___ Provided information
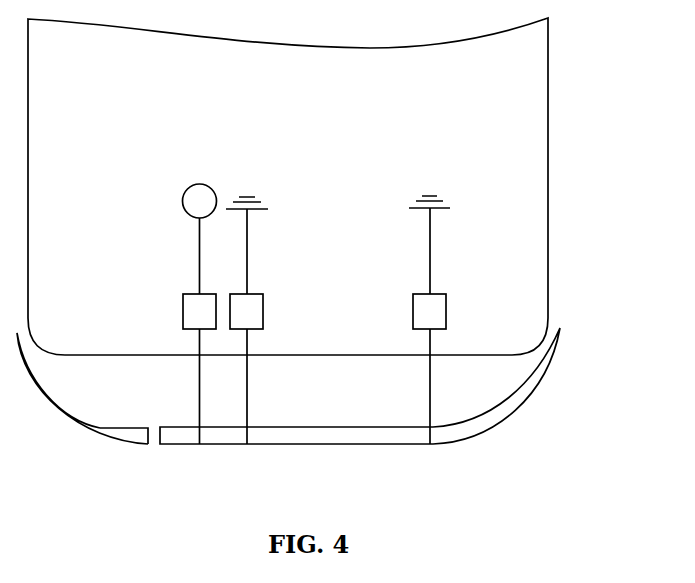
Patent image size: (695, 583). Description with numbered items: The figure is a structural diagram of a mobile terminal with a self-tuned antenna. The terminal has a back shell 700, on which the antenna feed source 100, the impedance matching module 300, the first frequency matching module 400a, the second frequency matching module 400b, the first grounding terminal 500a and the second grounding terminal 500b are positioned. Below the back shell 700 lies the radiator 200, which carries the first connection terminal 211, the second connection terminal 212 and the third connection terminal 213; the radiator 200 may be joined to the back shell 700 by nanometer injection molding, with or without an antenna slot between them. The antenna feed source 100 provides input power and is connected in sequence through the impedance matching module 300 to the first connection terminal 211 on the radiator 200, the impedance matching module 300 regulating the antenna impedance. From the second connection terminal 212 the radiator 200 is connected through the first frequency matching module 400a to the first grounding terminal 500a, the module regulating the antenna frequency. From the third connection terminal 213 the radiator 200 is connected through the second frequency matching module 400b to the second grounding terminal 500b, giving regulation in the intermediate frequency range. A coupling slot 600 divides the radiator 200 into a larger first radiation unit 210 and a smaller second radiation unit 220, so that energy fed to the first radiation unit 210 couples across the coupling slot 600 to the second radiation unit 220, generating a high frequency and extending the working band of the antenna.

The back shell 700 is at (314, 45).
The antenna feed source 100 is at (200, 184).
The radiator 200 is at (490, 428).
The first radiation unit 210 is at (328, 437).
The first connection terminal 211 is at (200, 428).
The second connection terminal 212 is at (432, 441).
The third connection terminal 213 is at (247, 428).
The second radiation unit 220 is at (86, 424).
The impedance matching module 300 is at (194, 294).
The first frequency matching module 400a is at (441, 294).
The second frequency matching module 400b is at (261, 294).
The first grounding terminal 500a is at (430, 195).
The second grounding terminal 500b is at (249, 196).
The coupling slot 600 is at (154, 428).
______
**Objective**
Copy out the full listing again, word for word, but omit the pictures.

**Full answer**
Patent image size: (695, 583). Description with numbered items: The figure is a structural diagram of a mobile terminal with a self-tuned antenna. The terminal has a back shell 700, on which the antenna feed source 100, the impedance matching module 300, the first frequency matching module 400a, the second frequency matching module 400b, the first grounding terminal 500a and the second grounding terminal 500b are positioned. Below the back shell 700 lies the radiator 200, which carries the first connection terminal 211, the second connection terminal 212 and the third connection terminal 213; the radiator 200 may be joined to the back shell 700 by nanometer injection molding, with or without an antenna slot between them. The antenna feed source 100 provides input power and is connected in sequence through the impedance matching module 300 to the first connection terminal 211 on the radiator 200, the impedance matching module 300 regulating the antenna impedance. From the second connection terminal 212 the radiator 200 is connected through the first frequency matching module 400a to the first grounding terminal 500a, the module regulating the antenna frequency. From the third connection terminal 213 the radiator 200 is connected through the second frequency matching module 400b to the second grounding terminal 500b, giving regulation in the intermediate frequency range. A coupling slot 600 divides the radiator 200 into a larger first radiation unit 210 and a smaller second radiation unit 220, so that energy fed to the first radiation unit 210 couples across the coupling slot 600 to the second radiation unit 220, generating a high frequency and extending the working band of the antenna.

The back shell 700 is at (314, 45).
The antenna feed source 100 is at (200, 184).
The radiator 200 is at (490, 428).
The first radiation unit 210 is at (328, 437).
The first connection terminal 211 is at (200, 428).
The second connection terminal 212 is at (432, 441).
The third connection terminal 213 is at (247, 428).
The second radiation unit 220 is at (86, 424).
The impedance matching module 300 is at (194, 294).
The first frequency matching module 400a is at (441, 294).
The second frequency matching module 400b is at (261, 294).
The first grounding terminal 500a is at (430, 195).
The second grounding terminal 500b is at (249, 196).
The coupling slot 600 is at (154, 428).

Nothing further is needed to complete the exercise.